━━━ Records for the exercise

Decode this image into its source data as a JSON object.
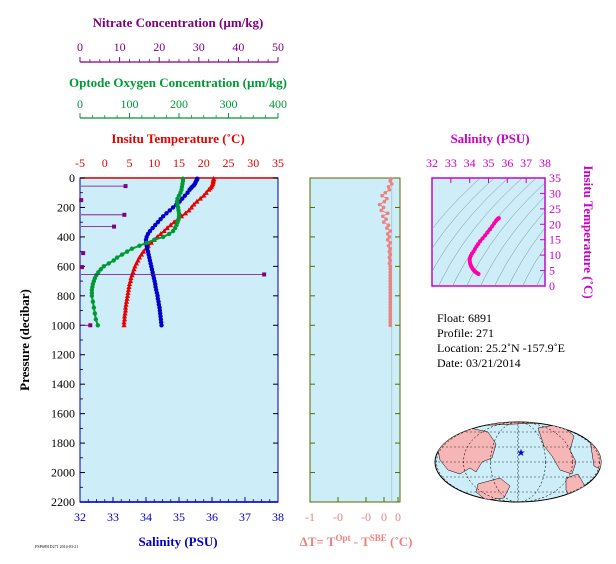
{
  "colors": {
    "nitrate": "#800080",
    "oxygen": "#009933",
    "temperature": "#e60000",
    "salinity": "#0000cc",
    "dt": "#f08080",
    "ts": "#ff00aa",
    "ts_axis": "#cc00cc",
    "panel_bg": "#cdeef8",
    "land": "#f7b6b6"
  },
  "axes": {
    "nitrate": {
      "title": "Nitrate Concentration (µm/kg)",
      "ticks": [
        "0",
        "10",
        "20",
        "30",
        "40",
        "50"
      ]
    },
    "oxygen": {
      "title": "Optode Oxygen Concentration (µm/kg)",
      "ticks": [
        "0",
        "100",
        "200",
        "300",
        "400"
      ]
    },
    "temperature": {
      "title": "Insitu Temperature (˚C)",
      "ticks": [
        "-5",
        "0",
        "5",
        "10",
        "15",
        "20",
        "25",
        "30",
        "35"
      ]
    },
    "salinity_bottom": {
      "title": "Salinity (PSU)",
      "ticks": [
        "32",
        "33",
        "34",
        "35",
        "36",
        "37",
        "38"
      ]
    },
    "pressure": {
      "title": "Pressure (decibar)",
      "ticks": [
        "0",
        "200",
        "400",
        "600",
        "800",
        "1000",
        "1200",
        "1400",
        "1600",
        "1800",
        "2000",
        "2200"
      ]
    },
    "dt": {
      "title_main": "ΔT= T",
      "title_sup1": "Opt",
      "title_mid": " - T",
      "title_sup2": "SBE",
      "title_end": " (˚C)",
      "ticks": [
        "-1",
        "-0",
        "-0",
        "0",
        "0"
      ]
    },
    "ts_salinity": {
      "title": "Salinity (PSU)",
      "ticks": [
        "32",
        "33",
        "34",
        "35",
        "36",
        "37",
        "38"
      ]
    },
    "ts_temperature": {
      "title": "Insitu Temperature (˚C)",
      "ticks": [
        "0",
        "5",
        "10",
        "15",
        "20",
        "25",
        "30",
        "35"
      ]
    }
  },
  "info": {
    "float": "Float:  6891",
    "profile": "Profile:  271",
    "location": "Location:  25.2˚N  -157.9˚E",
    "date": "Date:  03/21/2014"
  },
  "footer_stamp": "FSP6891D271 2014-03-21",
  "chart_data": [
    {
      "type": "line",
      "title": "",
      "ylabel": "Pressure (decibar)",
      "ylim": [
        2200,
        0
      ],
      "series": [
        {
          "name": "Insitu Temperature (˚C)",
          "xlim": [
            -5,
            35
          ],
          "p": [
            5,
            10,
            20,
            30,
            40,
            50,
            60,
            70,
            80,
            100,
            120,
            140,
            160,
            180,
            200,
            220,
            240,
            260,
            280,
            300,
            320,
            340,
            360,
            380,
            400,
            420,
            440,
            460,
            480,
            500,
            520,
            540,
            560,
            580,
            600,
            620,
            640,
            660,
            680,
            700,
            720,
            740,
            760,
            780,
            800,
            820,
            840,
            860,
            880,
            900,
            920,
            940,
            960,
            980,
            1000
          ],
          "values": [
            22.0,
            22.0,
            21.9,
            21.9,
            21.8,
            21.7,
            21.5,
            21.3,
            21.0,
            20.5,
            20.0,
            19.3,
            18.6,
            18.0,
            17.5,
            17.0,
            16.3,
            15.5,
            14.8,
            14.0,
            13.3,
            12.6,
            12.0,
            11.3,
            10.6,
            10.0,
            9.4,
            8.8,
            8.3,
            7.8,
            7.4,
            7.0,
            6.7,
            6.4,
            6.1,
            5.9,
            5.7,
            5.5,
            5.3,
            5.2,
            5.0,
            4.9,
            4.8,
            4.7,
            4.6,
            4.5,
            4.4,
            4.3,
            4.2,
            4.2,
            4.1,
            4.0,
            4.0,
            3.9,
            3.9
          ]
        },
        {
          "name": "Salinity (PSU)",
          "xlim": [
            32,
            38
          ],
          "p": [
            5,
            10,
            20,
            30,
            40,
            50,
            60,
            70,
            80,
            100,
            120,
            140,
            160,
            180,
            200,
            220,
            240,
            260,
            280,
            300,
            320,
            340,
            360,
            380,
            400,
            420,
            440,
            460,
            480,
            500,
            520,
            540,
            560,
            580,
            600,
            620,
            640,
            660,
            680,
            700,
            720,
            740,
            760,
            780,
            800,
            820,
            840,
            860,
            880,
            900,
            920,
            940,
            960,
            980,
            1000
          ],
          "values": [
            35.55,
            35.55,
            35.52,
            35.5,
            35.48,
            35.45,
            35.4,
            35.36,
            35.32,
            35.26,
            35.18,
            35.1,
            35.02,
            34.92,
            34.82,
            34.72,
            34.62,
            34.52,
            34.44,
            34.36,
            34.28,
            34.2,
            34.12,
            34.06,
            34.02,
            34.0,
            34.0,
            34.02,
            34.04,
            34.06,
            34.08,
            34.1,
            34.12,
            34.14,
            34.16,
            34.18,
            34.2,
            34.22,
            34.24,
            34.26,
            34.28,
            34.29,
            34.31,
            34.33,
            34.35,
            34.36,
            34.38,
            34.39,
            34.41,
            34.42,
            34.43,
            34.44,
            34.45,
            34.46,
            34.47
          ]
        },
        {
          "name": "Optode Oxygen Concentration (µm/kg)",
          "xlim": [
            0,
            400
          ],
          "p": [
            5,
            20,
            40,
            60,
            80,
            100,
            120,
            140,
            160,
            180,
            200,
            220,
            240,
            260,
            280,
            300,
            320,
            340,
            360,
            380,
            400,
            420,
            440,
            460,
            480,
            500,
            520,
            540,
            560,
            580,
            600,
            620,
            640,
            660,
            680,
            700,
            720,
            740,
            760,
            780,
            800,
            840,
            880,
            920,
            960,
            1000
          ],
          "values": [
            208,
            208,
            207,
            206,
            205,
            203,
            200,
            197,
            196,
            197,
            198,
            199,
            200,
            200,
            199,
            197,
            195,
            192,
            188,
            180,
            168,
            150,
            135,
            120,
            105,
            95,
            85,
            75,
            68,
            58,
            48,
            42,
            37,
            33,
            30,
            28,
            26,
            25,
            24,
            24,
            24,
            26,
            28,
            30,
            32,
            36
          ]
        },
        {
          "name": "Nitrate Concentration (µm/kg)",
          "xlim": [
            0,
            50
          ],
          "p": [
            55,
            150,
            250,
            330,
            510,
            605,
            655,
            1000
          ],
          "values": [
            11.5,
            0.3,
            11.2,
            8.6,
            0.8,
            0.5,
            46.5,
            2.6
          ]
        }
      ]
    },
    {
      "type": "scatter",
      "title": "",
      "xlabel": "ΔT= TOpt - TSBE (˚C)",
      "xlim": [
        -1,
        0.1
      ],
      "ylim": [
        2200,
        0
      ],
      "series": [
        {
          "name": "ΔT",
          "p": [
            5,
            20,
            40,
            60,
            80,
            100,
            120,
            140,
            160,
            180,
            200,
            220,
            240,
            260,
            280,
            300,
            320,
            340,
            360,
            380,
            400,
            420,
            440,
            460,
            480,
            500,
            520,
            540,
            560,
            580,
            600,
            620,
            640,
            660,
            680,
            700,
            720,
            740,
            760,
            780,
            800,
            820,
            840,
            860,
            880,
            900,
            920,
            940,
            960,
            980,
            1000
          ],
          "values": [
            -0.01,
            -0.02,
            0.0,
            -0.04,
            -0.03,
            -0.08,
            -0.12,
            -0.06,
            -0.09,
            -0.15,
            -0.1,
            -0.13,
            -0.05,
            -0.11,
            -0.07,
            -0.1,
            -0.04,
            -0.06,
            -0.02,
            -0.05,
            -0.03,
            -0.05,
            -0.02,
            -0.04,
            -0.02,
            -0.03,
            -0.02,
            -0.03,
            -0.02,
            -0.03,
            -0.02,
            -0.02,
            -0.02,
            -0.02,
            -0.02,
            -0.02,
            -0.02,
            -0.02,
            -0.02,
            -0.02,
            -0.02,
            -0.02,
            -0.02,
            -0.02,
            -0.02,
            -0.02,
            -0.02,
            -0.02,
            -0.02,
            -0.02,
            -0.02
          ]
        }
      ]
    },
    {
      "type": "line",
      "title": "",
      "xlabel": "Salinity (PSU)",
      "ylabel": "Insitu Temperature (˚C)",
      "xlim": [
        32,
        38
      ],
      "ylim": [
        0,
        35
      ],
      "series": [
        {
          "name": "T-S",
          "x": [
            35.55,
            35.5,
            35.45,
            35.38,
            35.3,
            35.2,
            35.08,
            34.95,
            34.82,
            34.68,
            34.55,
            34.45,
            34.36,
            34.28,
            34.2,
            34.12,
            34.06,
            34.02,
            34.0,
            34.01,
            34.03,
            34.06,
            34.1,
            34.14,
            34.18,
            34.22,
            34.27,
            34.32,
            34.37,
            34.42,
            34.47
          ],
          "y": [
            22.0,
            21.8,
            21.5,
            21.0,
            20.3,
            19.4,
            18.4,
            17.4,
            16.4,
            15.4,
            14.5,
            13.6,
            12.8,
            12.0,
            11.2,
            10.5,
            9.8,
            9.1,
            8.4,
            7.8,
            7.2,
            6.7,
            6.2,
            5.8,
            5.4,
            5.1,
            4.8,
            4.5,
            4.3,
            4.1,
            3.9
          ]
        }
      ]
    }
  ]
}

━━━━━━

What you need to do: Find the string "name" in the entries above and return each line that holds it.

Completed exercise:
          "name": "Insitu Temperature (˚C)",
          "name": "Salinity (PSU)",
          "name": "Optode Oxygen Concentration (µm/kg)",
          "name": "Nitrate Concentration (µm/kg)",
          "name": "ΔT",
          "name": "T-S",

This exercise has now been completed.